Short problem — Using the listing below, select the lines with the word "Тихая" and copy them.

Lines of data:

────────────────────

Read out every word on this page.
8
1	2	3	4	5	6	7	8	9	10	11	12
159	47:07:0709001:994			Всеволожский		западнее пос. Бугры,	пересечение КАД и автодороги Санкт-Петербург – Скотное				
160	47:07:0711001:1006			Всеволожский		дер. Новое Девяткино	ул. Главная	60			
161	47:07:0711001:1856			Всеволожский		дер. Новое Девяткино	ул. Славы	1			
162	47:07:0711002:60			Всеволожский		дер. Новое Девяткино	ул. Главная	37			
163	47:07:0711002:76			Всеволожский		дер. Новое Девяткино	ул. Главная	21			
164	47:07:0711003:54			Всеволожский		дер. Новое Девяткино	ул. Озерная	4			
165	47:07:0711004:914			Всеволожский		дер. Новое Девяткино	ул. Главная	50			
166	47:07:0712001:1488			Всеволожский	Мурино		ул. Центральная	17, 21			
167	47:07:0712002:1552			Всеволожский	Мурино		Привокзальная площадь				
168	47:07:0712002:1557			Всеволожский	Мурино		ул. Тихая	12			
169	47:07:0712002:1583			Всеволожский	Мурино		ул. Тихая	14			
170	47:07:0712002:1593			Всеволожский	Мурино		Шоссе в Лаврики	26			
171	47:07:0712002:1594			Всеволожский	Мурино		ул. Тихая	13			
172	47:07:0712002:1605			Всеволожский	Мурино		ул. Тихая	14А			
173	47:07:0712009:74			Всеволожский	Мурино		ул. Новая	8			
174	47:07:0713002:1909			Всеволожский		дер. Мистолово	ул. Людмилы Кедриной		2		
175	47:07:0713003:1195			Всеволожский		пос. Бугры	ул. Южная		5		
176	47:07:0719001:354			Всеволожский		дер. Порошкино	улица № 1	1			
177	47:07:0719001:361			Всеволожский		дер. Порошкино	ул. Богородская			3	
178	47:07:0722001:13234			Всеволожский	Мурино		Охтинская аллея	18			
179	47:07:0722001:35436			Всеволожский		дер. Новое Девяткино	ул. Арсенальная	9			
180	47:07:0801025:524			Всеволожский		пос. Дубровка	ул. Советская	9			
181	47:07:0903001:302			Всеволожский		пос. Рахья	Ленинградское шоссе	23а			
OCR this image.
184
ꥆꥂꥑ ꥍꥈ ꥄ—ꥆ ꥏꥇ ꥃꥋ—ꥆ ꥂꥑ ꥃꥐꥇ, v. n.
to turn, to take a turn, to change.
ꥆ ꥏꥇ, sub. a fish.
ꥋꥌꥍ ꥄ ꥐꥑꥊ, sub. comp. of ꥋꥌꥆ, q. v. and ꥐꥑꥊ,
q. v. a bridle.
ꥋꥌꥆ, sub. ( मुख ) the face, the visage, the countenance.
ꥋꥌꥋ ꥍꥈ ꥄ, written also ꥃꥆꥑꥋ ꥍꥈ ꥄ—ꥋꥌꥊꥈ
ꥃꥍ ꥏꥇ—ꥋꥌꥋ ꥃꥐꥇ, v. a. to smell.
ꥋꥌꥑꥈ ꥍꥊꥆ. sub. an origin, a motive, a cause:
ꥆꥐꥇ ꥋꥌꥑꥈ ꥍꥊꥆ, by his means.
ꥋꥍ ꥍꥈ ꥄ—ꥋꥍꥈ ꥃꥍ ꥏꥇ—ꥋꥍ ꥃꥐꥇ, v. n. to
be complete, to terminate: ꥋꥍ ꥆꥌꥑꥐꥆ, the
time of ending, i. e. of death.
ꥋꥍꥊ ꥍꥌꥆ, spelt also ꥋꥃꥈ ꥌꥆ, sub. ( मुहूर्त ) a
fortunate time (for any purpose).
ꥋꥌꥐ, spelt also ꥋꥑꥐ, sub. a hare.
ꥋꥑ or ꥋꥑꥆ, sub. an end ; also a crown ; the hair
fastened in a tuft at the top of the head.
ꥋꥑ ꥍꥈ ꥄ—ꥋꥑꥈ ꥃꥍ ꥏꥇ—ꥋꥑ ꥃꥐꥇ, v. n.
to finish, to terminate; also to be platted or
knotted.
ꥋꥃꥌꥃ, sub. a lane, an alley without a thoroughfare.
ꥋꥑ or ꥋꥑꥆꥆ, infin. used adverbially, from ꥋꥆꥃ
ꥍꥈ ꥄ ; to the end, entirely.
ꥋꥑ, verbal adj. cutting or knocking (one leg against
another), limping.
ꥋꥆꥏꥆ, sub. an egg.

────────────────────

Answer to this problem —
168	47:07:0712002:1557			Всеволожский	Мурино		ул. Тихая	12			
169	47:07:0712002:1583			Всеволожский	Мурино		ул. Тихая	14			
171	47:07:0712002:1594			Всеволожский	Мурино		ул. Тихая	13			
172	47:07:0712002:1605			Всеволожский	Мурино		ул. Тихая	14А			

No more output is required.